» Required work
Tally the lines in the following entries that include the word "JSON"; state only the total.

» Listed entries

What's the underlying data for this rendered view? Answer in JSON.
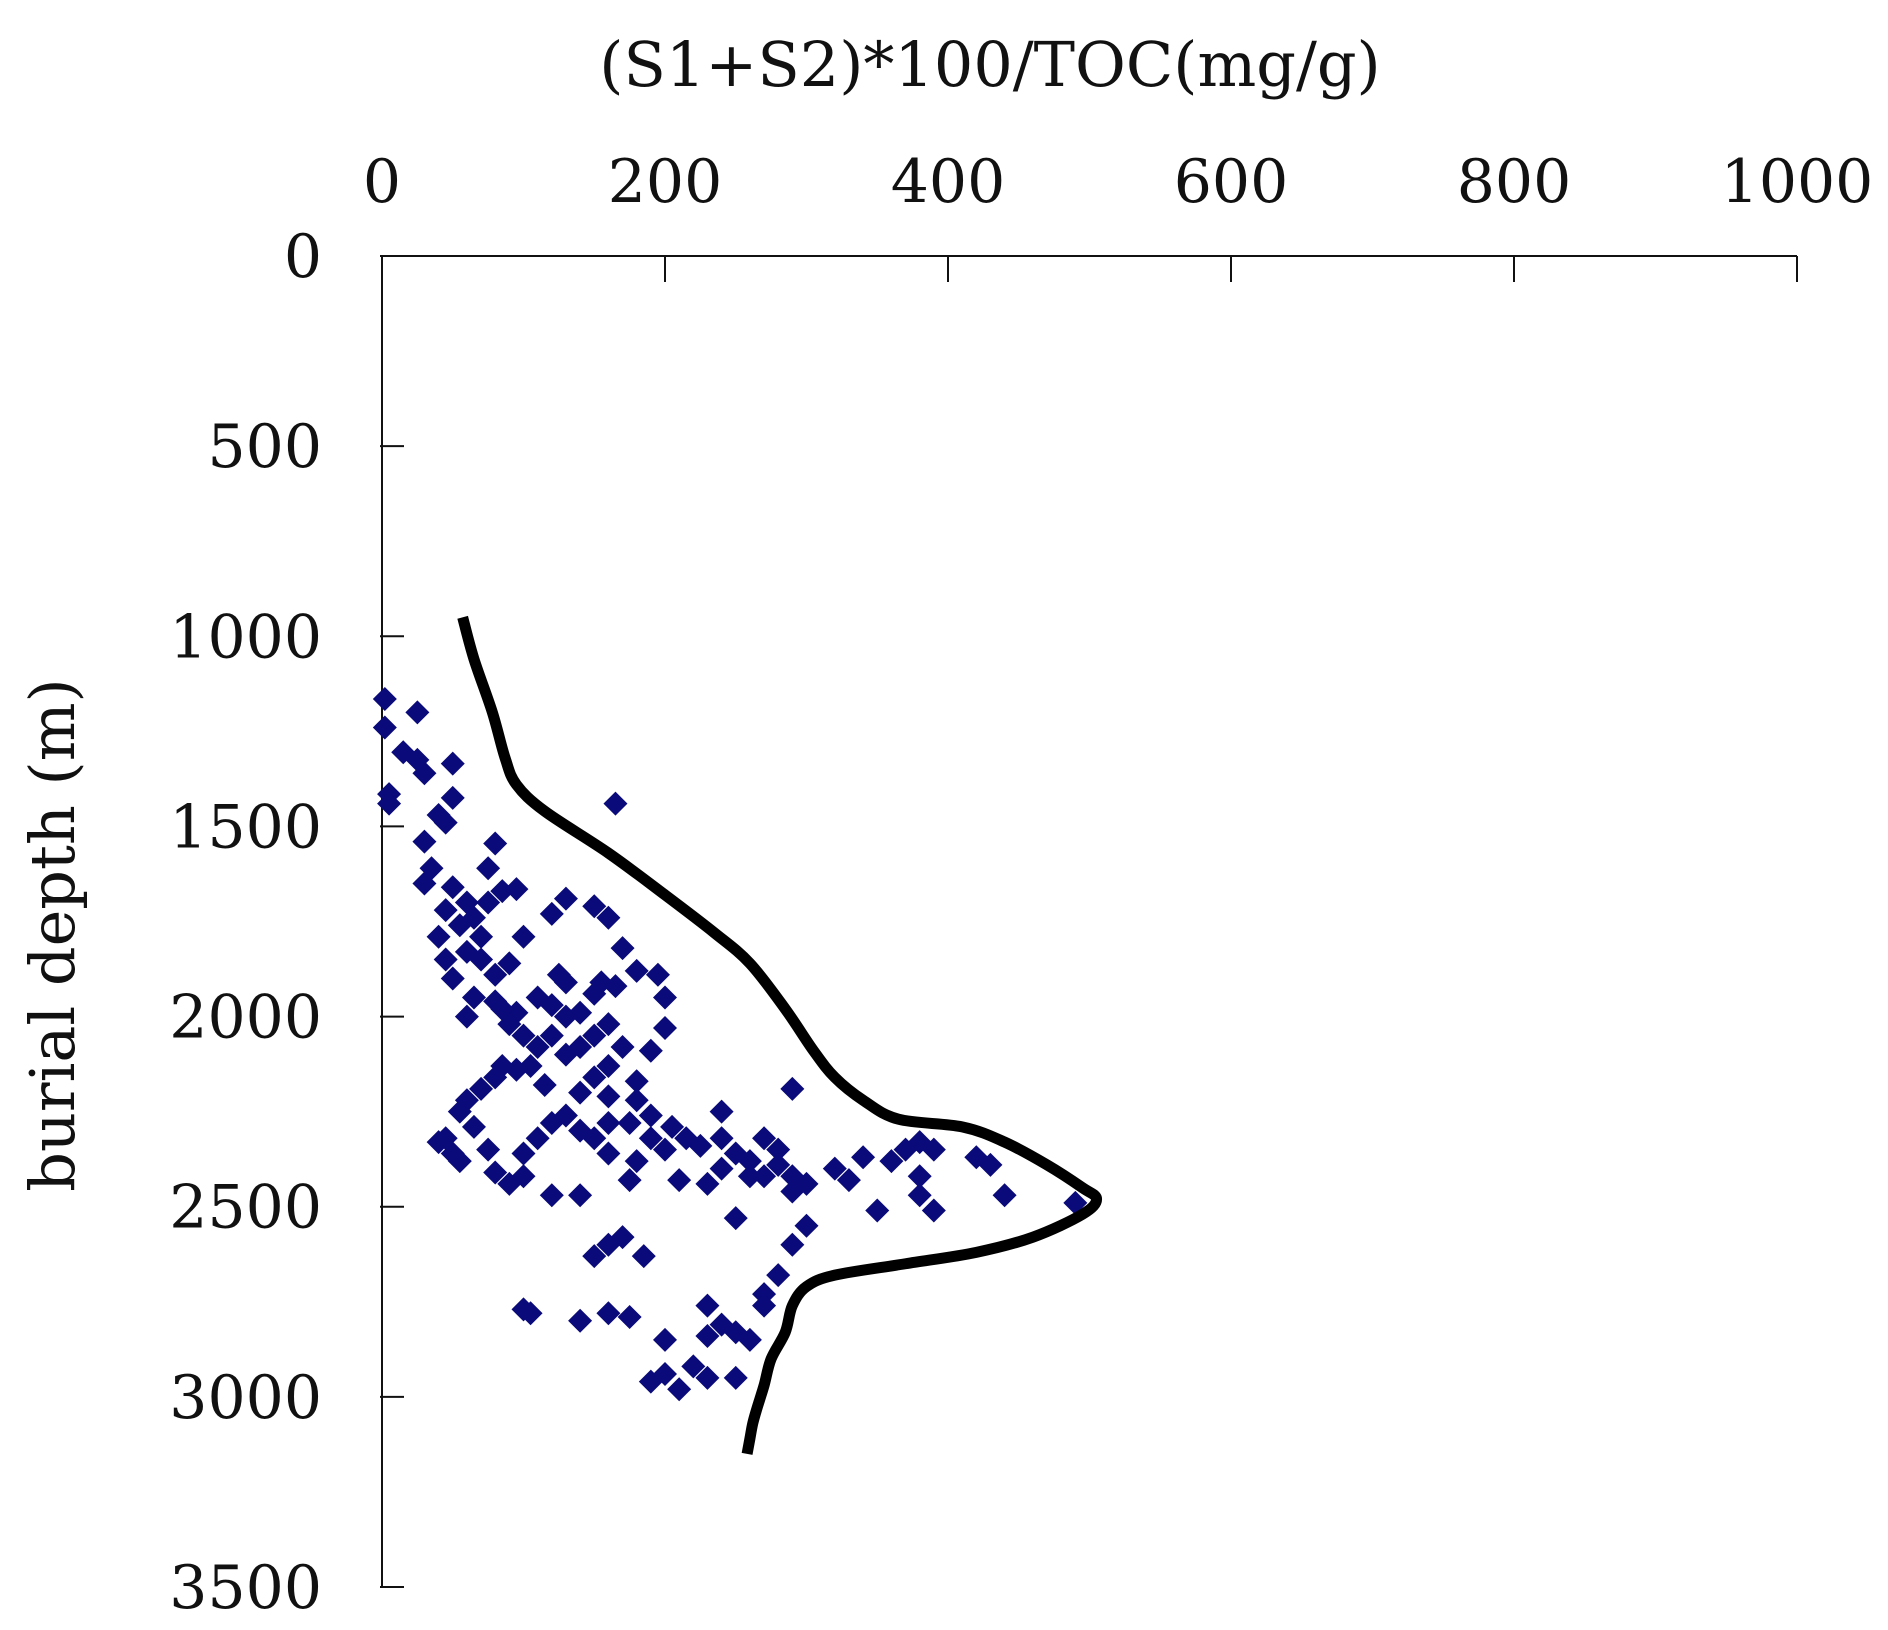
{
  "chart_data": {
    "type": "scatter",
    "title": "",
    "xlabel": "(S1+S2)*100/TOC(mg/g)",
    "ylabel": "burial depth (m)",
    "xlim": [
      0,
      1000
    ],
    "ylim": [
      0,
      3500
    ],
    "x_axis_position": "top",
    "y_axis_inverted": true,
    "grid": false,
    "legend": "none",
    "x_ticks": [
      "0",
      "200",
      "400",
      "600",
      "800",
      "1000"
    ],
    "y_ticks": [
      "0",
      "500",
      "1000",
      "1500",
      "2000",
      "2500",
      "3000",
      "3500"
    ],
    "x_tick_values": [
      0,
      200,
      400,
      600,
      800,
      1000
    ],
    "y_tick_values": [
      0,
      500,
      1000,
      1500,
      2000,
      2500,
      3000,
      3500
    ],
    "colors": {
      "points": "#0a0a7a",
      "envelope": "#000000",
      "axis": "#111111"
    },
    "series": [
      {
        "kind": "points",
        "marker": "diamond",
        "points": [
          [
            2,
            1165
          ],
          [
            2,
            1240
          ],
          [
            5,
            1415
          ],
          [
            5,
            1440
          ],
          [
            15,
            1305
          ],
          [
            25,
            1200
          ],
          [
            25,
            1325
          ],
          [
            30,
            1360
          ],
          [
            50,
            1335
          ],
          [
            45,
            1490
          ],
          [
            30,
            1540
          ],
          [
            40,
            1470
          ],
          [
            50,
            1425
          ],
          [
            35,
            1610
          ],
          [
            30,
            1650
          ],
          [
            50,
            1660
          ],
          [
            60,
            1700
          ],
          [
            45,
            1720
          ],
          [
            55,
            1760
          ],
          [
            65,
            1740
          ],
          [
            75,
            1700
          ],
          [
            85,
            1670
          ],
          [
            75,
            1610
          ],
          [
            80,
            1545
          ],
          [
            95,
            1665
          ],
          [
            70,
            1790
          ],
          [
            40,
            1790
          ],
          [
            45,
            1850
          ],
          [
            50,
            1900
          ],
          [
            60,
            1830
          ],
          [
            70,
            1850
          ],
          [
            80,
            1890
          ],
          [
            90,
            1860
          ],
          [
            100,
            1790
          ],
          [
            65,
            1950
          ],
          [
            80,
            1960
          ],
          [
            95,
            1990
          ],
          [
            60,
            2000
          ],
          [
            100,
            2050
          ],
          [
            110,
            2080
          ],
          [
            90,
            2020
          ],
          [
            85,
            1980
          ],
          [
            110,
            1950
          ],
          [
            120,
            1970
          ],
          [
            130,
            2000
          ],
          [
            105,
            2130
          ],
          [
            115,
            2180
          ],
          [
            120,
            2050
          ],
          [
            130,
            2100
          ],
          [
            140,
            2080
          ],
          [
            95,
            2140
          ],
          [
            85,
            2130
          ],
          [
            70,
            2190
          ],
          [
            80,
            2160
          ],
          [
            60,
            2220
          ],
          [
            55,
            2250
          ],
          [
            65,
            2290
          ],
          [
            45,
            2320
          ],
          [
            40,
            2330
          ],
          [
            50,
            2360
          ],
          [
            55,
            2380
          ],
          [
            75,
            2350
          ],
          [
            80,
            2410
          ],
          [
            90,
            2440
          ],
          [
            100,
            2360
          ],
          [
            110,
            2320
          ],
          [
            100,
            2420
          ],
          [
            120,
            2280
          ],
          [
            130,
            2260
          ],
          [
            140,
            2200
          ],
          [
            150,
            2160
          ],
          [
            160,
            2210
          ],
          [
            160,
            2130
          ],
          [
            170,
            2080
          ],
          [
            180,
            2170
          ],
          [
            190,
            2090
          ],
          [
            200,
            2030
          ],
          [
            160,
            2020
          ],
          [
            150,
            2050
          ],
          [
            140,
            1990
          ],
          [
            150,
            1940
          ],
          [
            155,
            1910
          ],
          [
            165,
            1920
          ],
          [
            130,
            1910
          ],
          [
            125,
            1890
          ],
          [
            150,
            1710
          ],
          [
            130,
            1690
          ],
          [
            120,
            1730
          ],
          [
            160,
            1740
          ],
          [
            170,
            1820
          ],
          [
            180,
            1880
          ],
          [
            195,
            1890
          ],
          [
            200,
            1950
          ],
          [
            180,
            2220
          ],
          [
            175,
            2280
          ],
          [
            190,
            2320
          ],
          [
            205,
            2290
          ],
          [
            215,
            2320
          ],
          [
            225,
            2340
          ],
          [
            240,
            2320
          ],
          [
            250,
            2360
          ],
          [
            260,
            2380
          ],
          [
            270,
            2420
          ],
          [
            240,
            2400
          ],
          [
            230,
            2440
          ],
          [
            240,
            2250
          ],
          [
            270,
            2320
          ],
          [
            280,
            2390
          ],
          [
            290,
            2420
          ],
          [
            300,
            2440
          ],
          [
            280,
            2350
          ],
          [
            190,
            2260
          ],
          [
            200,
            2350
          ],
          [
            210,
            2430
          ],
          [
            180,
            2380
          ],
          [
            160,
            2360
          ],
          [
            150,
            2320
          ],
          [
            140,
            2300
          ],
          [
            160,
            2280
          ],
          [
            175,
            2430
          ],
          [
            140,
            2470
          ],
          [
            120,
            2470
          ],
          [
            150,
            2630
          ],
          [
            160,
            2600
          ],
          [
            170,
            2580
          ],
          [
            185,
            2630
          ],
          [
            175,
            2790
          ],
          [
            160,
            2780
          ],
          [
            140,
            2800
          ],
          [
            105,
            2780
          ],
          [
            100,
            2770
          ],
          [
            200,
            2850
          ],
          [
            230,
            2840
          ],
          [
            240,
            2810
          ],
          [
            250,
            2830
          ],
          [
            260,
            2850
          ],
          [
            230,
            2760
          ],
          [
            270,
            2730
          ],
          [
            270,
            2760
          ],
          [
            280,
            2680
          ],
          [
            290,
            2600
          ],
          [
            300,
            2550
          ],
          [
            290,
            2460
          ],
          [
            250,
            2530
          ],
          [
            260,
            2420
          ],
          [
            320,
            2400
          ],
          [
            330,
            2430
          ],
          [
            340,
            2370
          ],
          [
            350,
            2510
          ],
          [
            360,
            2380
          ],
          [
            370,
            2350
          ],
          [
            380,
            2330
          ],
          [
            390,
            2350
          ],
          [
            380,
            2420
          ],
          [
            380,
            2470
          ],
          [
            390,
            2510
          ],
          [
            420,
            2370
          ],
          [
            430,
            2390
          ],
          [
            440,
            2470
          ],
          [
            490,
            2490
          ],
          [
            290,
            2190
          ],
          [
            190,
            2960
          ],
          [
            200,
            2940
          ],
          [
            210,
            2980
          ],
          [
            220,
            2920
          ],
          [
            230,
            2950
          ],
          [
            250,
            2950
          ],
          [
            165,
            1440
          ]
        ]
      },
      {
        "kind": "line",
        "curve": "smooth",
        "points": [
          [
            57,
            950
          ],
          [
            65,
            1060
          ],
          [
            78,
            1200
          ],
          [
            87,
            1320
          ],
          [
            95,
            1390
          ],
          [
            115,
            1460
          ],
          [
            160,
            1570
          ],
          [
            200,
            1680
          ],
          [
            235,
            1780
          ],
          [
            260,
            1860
          ],
          [
            285,
            1980
          ],
          [
            305,
            2090
          ],
          [
            320,
            2160
          ],
          [
            340,
            2220
          ],
          [
            365,
            2270
          ],
          [
            410,
            2290
          ],
          [
            440,
            2330
          ],
          [
            470,
            2390
          ],
          [
            495,
            2450
          ],
          [
            505,
            2480
          ],
          [
            495,
            2520
          ],
          [
            460,
            2580
          ],
          [
            420,
            2620
          ],
          [
            370,
            2650
          ],
          [
            320,
            2680
          ],
          [
            300,
            2710
          ],
          [
            290,
            2760
          ],
          [
            285,
            2830
          ],
          [
            275,
            2900
          ],
          [
            270,
            2970
          ],
          [
            265,
            3030
          ],
          [
            262,
            3070
          ],
          [
            260,
            3110
          ],
          [
            258,
            3150
          ]
        ]
      }
    ]
  }
}
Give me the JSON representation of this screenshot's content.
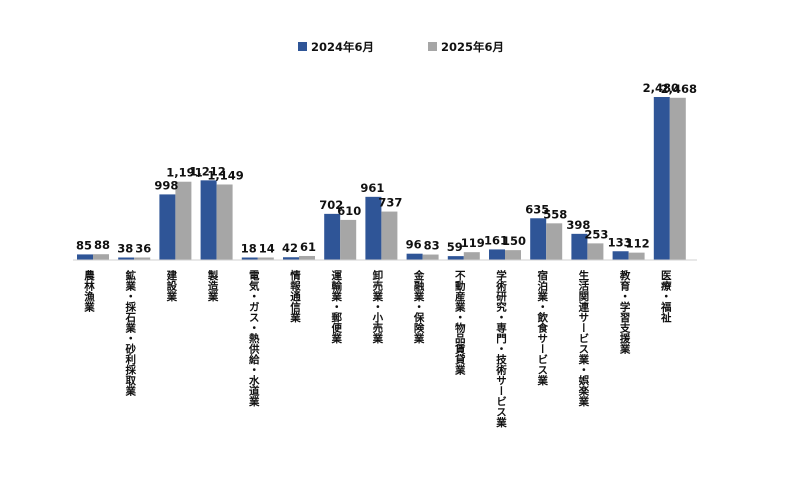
{
  "chart_data": {
    "type": "bar",
    "title": "",
    "xlabel": "",
    "ylabel": "",
    "ylim": [
      0,
      2600
    ],
    "grid": false,
    "legend_position": "top-center",
    "categories": [
      "農林漁業",
      "鉱業・採石業・砂利採取業",
      "建設業",
      "製造業",
      "電気・ガス・熱供給・水道業",
      "情報通信業",
      "運輸業・郵便業",
      "卸売業・小売業",
      "金融業・保険業",
      "不動産業・物品賃貸業",
      "学術研究・専門・技術サービス業",
      "宿泊業・飲食サービス業",
      "生活関連サービス業・娯楽業",
      "教育・学習支援業",
      "医療・福祉"
    ],
    "series": [
      {
        "name": "2024年6月",
        "color": "#2f5597",
        "values": [
          85,
          38,
          998,
          1212,
          18,
          42,
          702,
          961,
          96,
          59,
          161,
          635,
          398,
          133,
          2480
        ],
        "labels": [
          "85",
          "38",
          "998",
          "1,212",
          "18",
          "42",
          "702",
          "961",
          "96",
          "59",
          "161",
          "635",
          "398",
          "133",
          "2,480"
        ]
      },
      {
        "name": "2025年6月",
        "color": "#a6a6a6",
        "values": [
          88,
          36,
          1191,
          1149,
          14,
          61,
          610,
          737,
          83,
          119,
          150,
          558,
          253,
          112,
          2468
        ],
        "labels": [
          "88",
          "36",
          "1,191",
          "1,149",
          "14",
          "61",
          "610",
          "737",
          "83",
          "119",
          "150",
          "558",
          "253",
          "112",
          "2,468"
        ]
      }
    ]
  }
}
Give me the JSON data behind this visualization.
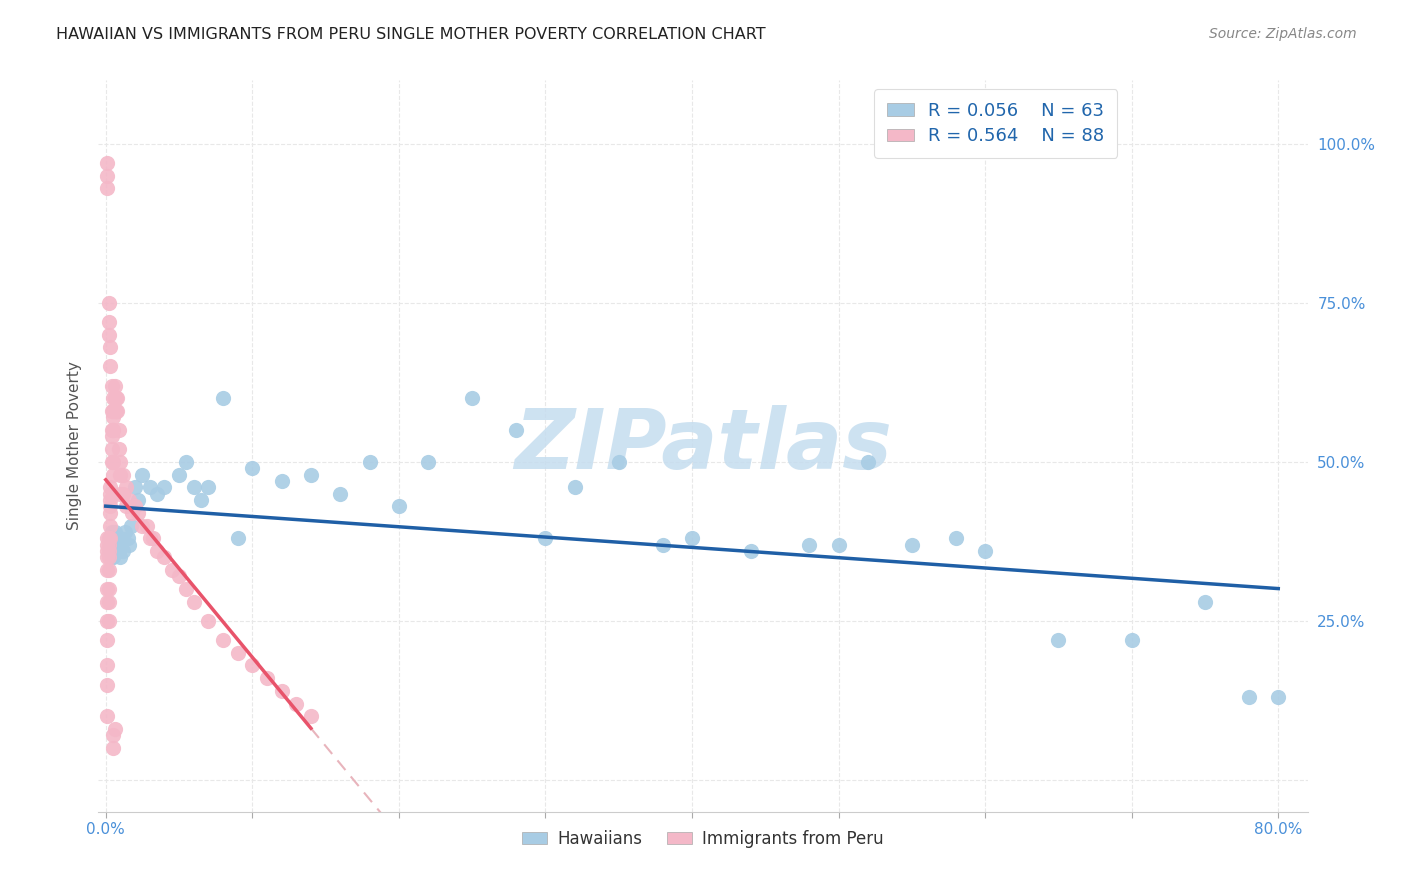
{
  "title": "HAWAIIAN VS IMMIGRANTS FROM PERU SINGLE MOTHER POVERTY CORRELATION CHART",
  "source": "Source: ZipAtlas.com",
  "ylabel": "Single Mother Poverty",
  "xlim": [
    -0.005,
    0.82
  ],
  "ylim": [
    -0.05,
    1.1
  ],
  "hawaiian_R": 0.056,
  "hawaiian_N": 63,
  "peru_R": 0.564,
  "peru_N": 88,
  "blue_scatter_color": "#a8cce4",
  "pink_scatter_color": "#f4b8c8",
  "blue_line_color": "#1f5fa6",
  "pink_line_color": "#e8536a",
  "pink_dash_color": "#e8b4bc",
  "watermark_color": "#c5ddef",
  "ytick_color": "#4a90d9",
  "xtick_color": "#4a90d9",
  "grid_color": "#e8e8e8",
  "hawaiian_x": [
    0.003,
    0.003,
    0.003,
    0.004,
    0.004,
    0.005,
    0.005,
    0.005,
    0.005,
    0.006,
    0.006,
    0.007,
    0.007,
    0.008,
    0.008,
    0.009,
    0.01,
    0.01,
    0.01,
    0.012,
    0.013,
    0.015,
    0.016,
    0.017,
    0.02,
    0.022,
    0.025,
    0.03,
    0.035,
    0.04,
    0.05,
    0.055,
    0.06,
    0.065,
    0.07,
    0.08,
    0.09,
    0.1,
    0.12,
    0.14,
    0.16,
    0.18,
    0.2,
    0.22,
    0.25,
    0.28,
    0.3,
    0.32,
    0.35,
    0.38,
    0.4,
    0.44,
    0.48,
    0.5,
    0.52,
    0.55,
    0.58,
    0.6,
    0.65,
    0.7,
    0.75,
    0.78,
    0.8
  ],
  "hawaiian_y": [
    0.38,
    0.37,
    0.36,
    0.39,
    0.35,
    0.38,
    0.36,
    0.37,
    0.35,
    0.38,
    0.39,
    0.37,
    0.36,
    0.38,
    0.37,
    0.36,
    0.38,
    0.37,
    0.35,
    0.36,
    0.39,
    0.38,
    0.37,
    0.4,
    0.46,
    0.44,
    0.48,
    0.46,
    0.45,
    0.46,
    0.48,
    0.5,
    0.46,
    0.44,
    0.46,
    0.6,
    0.38,
    0.49,
    0.47,
    0.48,
    0.45,
    0.5,
    0.43,
    0.5,
    0.6,
    0.55,
    0.38,
    0.46,
    0.5,
    0.37,
    0.38,
    0.36,
    0.37,
    0.37,
    0.5,
    0.37,
    0.38,
    0.36,
    0.22,
    0.22,
    0.28,
    0.13,
    0.13
  ],
  "peru_x": [
    0.001,
    0.001,
    0.001,
    0.001,
    0.001,
    0.001,
    0.001,
    0.001,
    0.001,
    0.001,
    0.001,
    0.001,
    0.002,
    0.002,
    0.002,
    0.002,
    0.002,
    0.002,
    0.002,
    0.002,
    0.003,
    0.003,
    0.003,
    0.003,
    0.003,
    0.003,
    0.003,
    0.004,
    0.004,
    0.004,
    0.004,
    0.005,
    0.005,
    0.005,
    0.005,
    0.005,
    0.005,
    0.006,
    0.006,
    0.006,
    0.007,
    0.007,
    0.008,
    0.008,
    0.009,
    0.009,
    0.01,
    0.01,
    0.01,
    0.012,
    0.012,
    0.014,
    0.014,
    0.016,
    0.018,
    0.02,
    0.022,
    0.025,
    0.028,
    0.03,
    0.032,
    0.035,
    0.04,
    0.045,
    0.05,
    0.055,
    0.06,
    0.07,
    0.08,
    0.09,
    0.1,
    0.11,
    0.12,
    0.13,
    0.14,
    0.001,
    0.001,
    0.001,
    0.002,
    0.002,
    0.002,
    0.003,
    0.003,
    0.004,
    0.004,
    0.005,
    0.005,
    0.006
  ],
  "peru_y": [
    0.35,
    0.36,
    0.37,
    0.38,
    0.33,
    0.3,
    0.28,
    0.25,
    0.22,
    0.18,
    0.15,
    0.1,
    0.38,
    0.37,
    0.36,
    0.35,
    0.33,
    0.3,
    0.28,
    0.25,
    0.46,
    0.45,
    0.44,
    0.43,
    0.42,
    0.4,
    0.38,
    0.55,
    0.54,
    0.52,
    0.5,
    0.6,
    0.58,
    0.57,
    0.55,
    0.5,
    0.48,
    0.62,
    0.6,
    0.58,
    0.6,
    0.58,
    0.6,
    0.58,
    0.55,
    0.52,
    0.5,
    0.48,
    0.45,
    0.48,
    0.45,
    0.46,
    0.43,
    0.44,
    0.42,
    0.43,
    0.42,
    0.4,
    0.4,
    0.38,
    0.38,
    0.36,
    0.35,
    0.33,
    0.32,
    0.3,
    0.28,
    0.25,
    0.22,
    0.2,
    0.18,
    0.16,
    0.14,
    0.12,
    0.1,
    0.97,
    0.95,
    0.93,
    0.75,
    0.72,
    0.7,
    0.68,
    0.65,
    0.62,
    0.58,
    0.05,
    0.07,
    0.08
  ]
}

» Solution
3